Search the lines of the records for the word "been", and copy every line that has it.
── DATA SUPPLIED
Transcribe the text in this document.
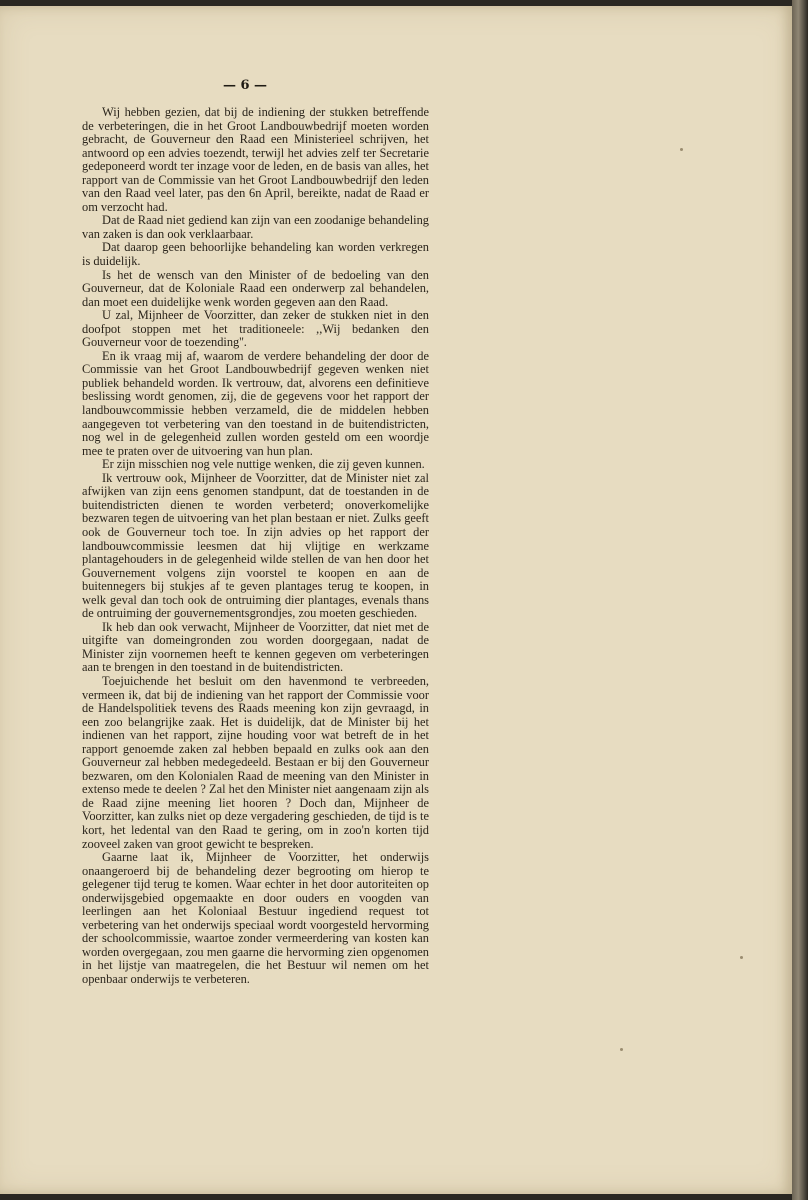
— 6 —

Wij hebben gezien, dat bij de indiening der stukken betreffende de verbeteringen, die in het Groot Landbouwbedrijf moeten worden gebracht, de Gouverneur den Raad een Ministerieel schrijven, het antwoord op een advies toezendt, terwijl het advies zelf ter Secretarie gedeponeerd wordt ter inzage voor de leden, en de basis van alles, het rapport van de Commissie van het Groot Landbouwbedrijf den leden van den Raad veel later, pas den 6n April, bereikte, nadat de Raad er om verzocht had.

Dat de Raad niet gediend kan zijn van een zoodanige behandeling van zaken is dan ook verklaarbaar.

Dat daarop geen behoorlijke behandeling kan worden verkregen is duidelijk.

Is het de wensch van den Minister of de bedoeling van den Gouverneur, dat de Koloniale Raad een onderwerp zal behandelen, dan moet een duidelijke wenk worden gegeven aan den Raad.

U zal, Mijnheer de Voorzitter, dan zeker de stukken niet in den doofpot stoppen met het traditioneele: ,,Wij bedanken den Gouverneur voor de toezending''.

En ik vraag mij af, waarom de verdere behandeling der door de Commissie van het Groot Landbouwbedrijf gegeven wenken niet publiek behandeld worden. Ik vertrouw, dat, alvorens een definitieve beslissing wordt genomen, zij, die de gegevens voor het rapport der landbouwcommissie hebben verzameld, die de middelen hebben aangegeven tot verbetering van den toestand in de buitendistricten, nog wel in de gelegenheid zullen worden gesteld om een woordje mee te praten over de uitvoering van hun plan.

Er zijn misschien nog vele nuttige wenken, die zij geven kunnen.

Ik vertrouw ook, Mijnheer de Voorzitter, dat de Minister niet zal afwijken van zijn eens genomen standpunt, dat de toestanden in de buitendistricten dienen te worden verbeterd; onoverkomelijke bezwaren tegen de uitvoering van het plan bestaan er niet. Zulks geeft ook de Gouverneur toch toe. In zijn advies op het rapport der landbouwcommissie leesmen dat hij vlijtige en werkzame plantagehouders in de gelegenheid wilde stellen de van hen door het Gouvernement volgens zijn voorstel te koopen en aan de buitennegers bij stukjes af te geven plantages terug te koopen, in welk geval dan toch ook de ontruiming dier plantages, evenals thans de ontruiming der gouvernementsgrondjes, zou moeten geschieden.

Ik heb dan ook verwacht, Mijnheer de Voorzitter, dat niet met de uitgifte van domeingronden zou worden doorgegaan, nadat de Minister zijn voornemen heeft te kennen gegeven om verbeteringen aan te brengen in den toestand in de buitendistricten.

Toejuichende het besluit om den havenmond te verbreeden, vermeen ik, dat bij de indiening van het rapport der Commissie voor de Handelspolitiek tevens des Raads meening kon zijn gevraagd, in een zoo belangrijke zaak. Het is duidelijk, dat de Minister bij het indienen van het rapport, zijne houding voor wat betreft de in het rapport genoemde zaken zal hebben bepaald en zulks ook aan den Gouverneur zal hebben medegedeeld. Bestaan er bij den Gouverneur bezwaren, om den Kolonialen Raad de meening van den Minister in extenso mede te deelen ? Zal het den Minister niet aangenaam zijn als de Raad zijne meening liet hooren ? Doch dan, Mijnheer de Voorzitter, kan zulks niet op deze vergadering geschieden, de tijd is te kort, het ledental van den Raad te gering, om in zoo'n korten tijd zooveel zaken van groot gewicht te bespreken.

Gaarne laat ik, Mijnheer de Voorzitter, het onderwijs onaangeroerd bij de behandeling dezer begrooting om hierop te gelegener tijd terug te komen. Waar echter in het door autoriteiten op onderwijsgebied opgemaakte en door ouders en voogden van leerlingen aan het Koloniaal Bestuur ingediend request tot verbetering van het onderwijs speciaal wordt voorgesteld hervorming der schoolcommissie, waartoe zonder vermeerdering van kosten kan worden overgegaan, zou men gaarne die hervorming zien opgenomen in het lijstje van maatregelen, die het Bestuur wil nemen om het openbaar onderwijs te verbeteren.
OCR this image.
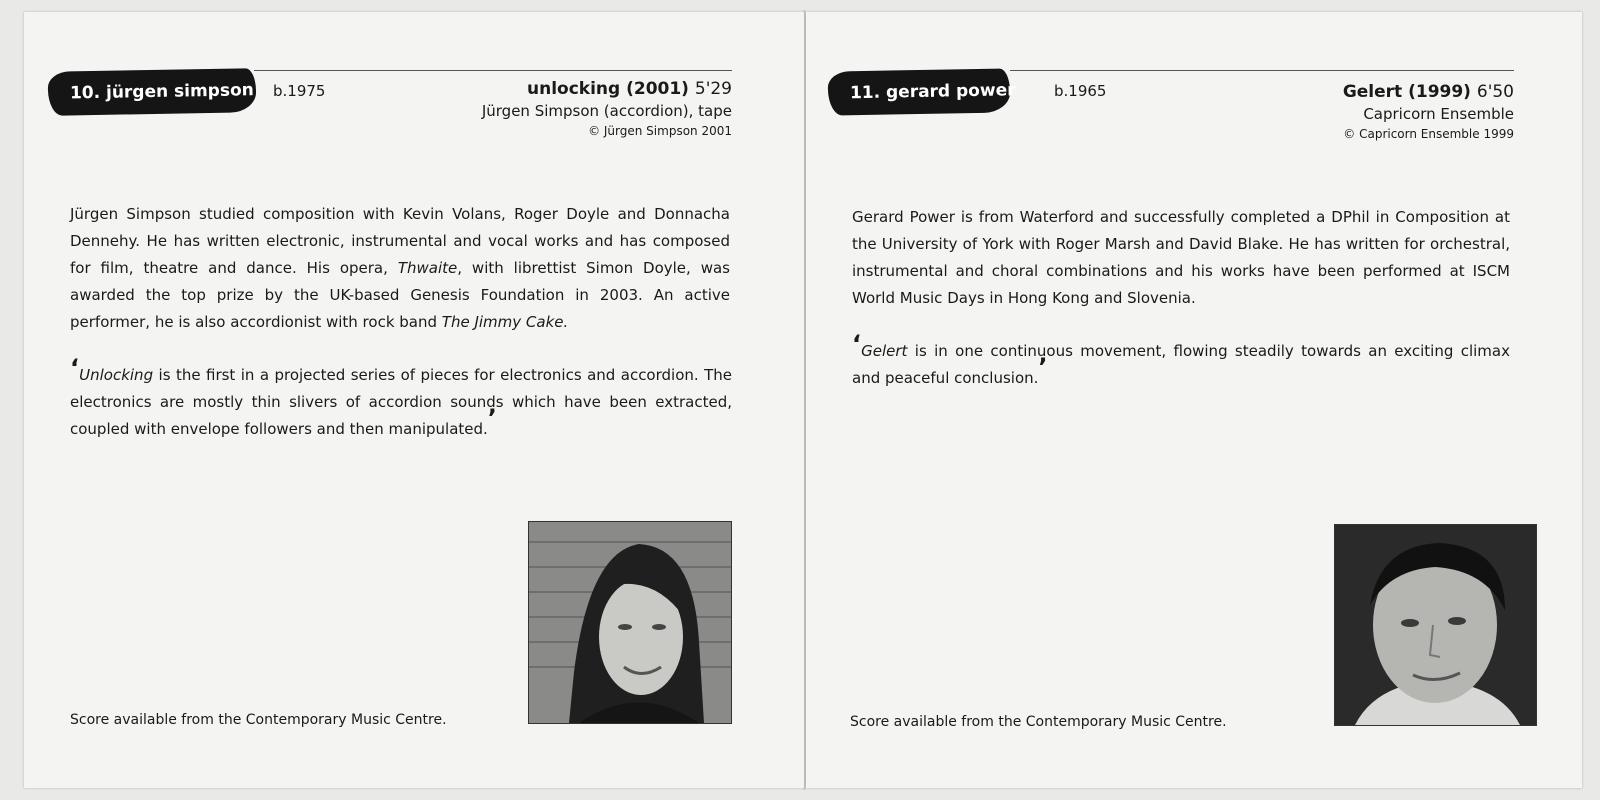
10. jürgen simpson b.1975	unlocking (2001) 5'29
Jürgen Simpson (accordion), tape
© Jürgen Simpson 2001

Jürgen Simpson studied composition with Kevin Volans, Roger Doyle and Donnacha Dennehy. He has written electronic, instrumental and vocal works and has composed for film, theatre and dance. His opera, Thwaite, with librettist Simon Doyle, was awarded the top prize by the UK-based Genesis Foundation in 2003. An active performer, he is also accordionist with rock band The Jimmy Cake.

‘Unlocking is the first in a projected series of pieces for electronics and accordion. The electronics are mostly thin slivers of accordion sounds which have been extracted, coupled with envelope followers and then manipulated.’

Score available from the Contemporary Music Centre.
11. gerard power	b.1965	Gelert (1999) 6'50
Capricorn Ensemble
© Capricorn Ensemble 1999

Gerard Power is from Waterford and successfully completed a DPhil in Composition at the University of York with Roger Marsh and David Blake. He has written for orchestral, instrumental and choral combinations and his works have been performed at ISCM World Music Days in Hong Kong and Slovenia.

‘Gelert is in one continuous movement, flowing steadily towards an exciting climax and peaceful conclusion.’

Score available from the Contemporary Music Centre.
────
◆ RESPONSE AREA
‘Unlocking is the first in a projected series of pieces for electronics and accordion. The electronics are mostly thin slivers of accordion sounds which have been extracted, coupled with envelope followers and then manipulated.’
Gerard Power is from Waterford and successfully completed a DPhil in Composition at the University of York with Roger Marsh and David Blake. He has written for orchestral, instrumental and choral combinations and his works have been performed at ISCM World Music Days in Hong Kong and Slovenia.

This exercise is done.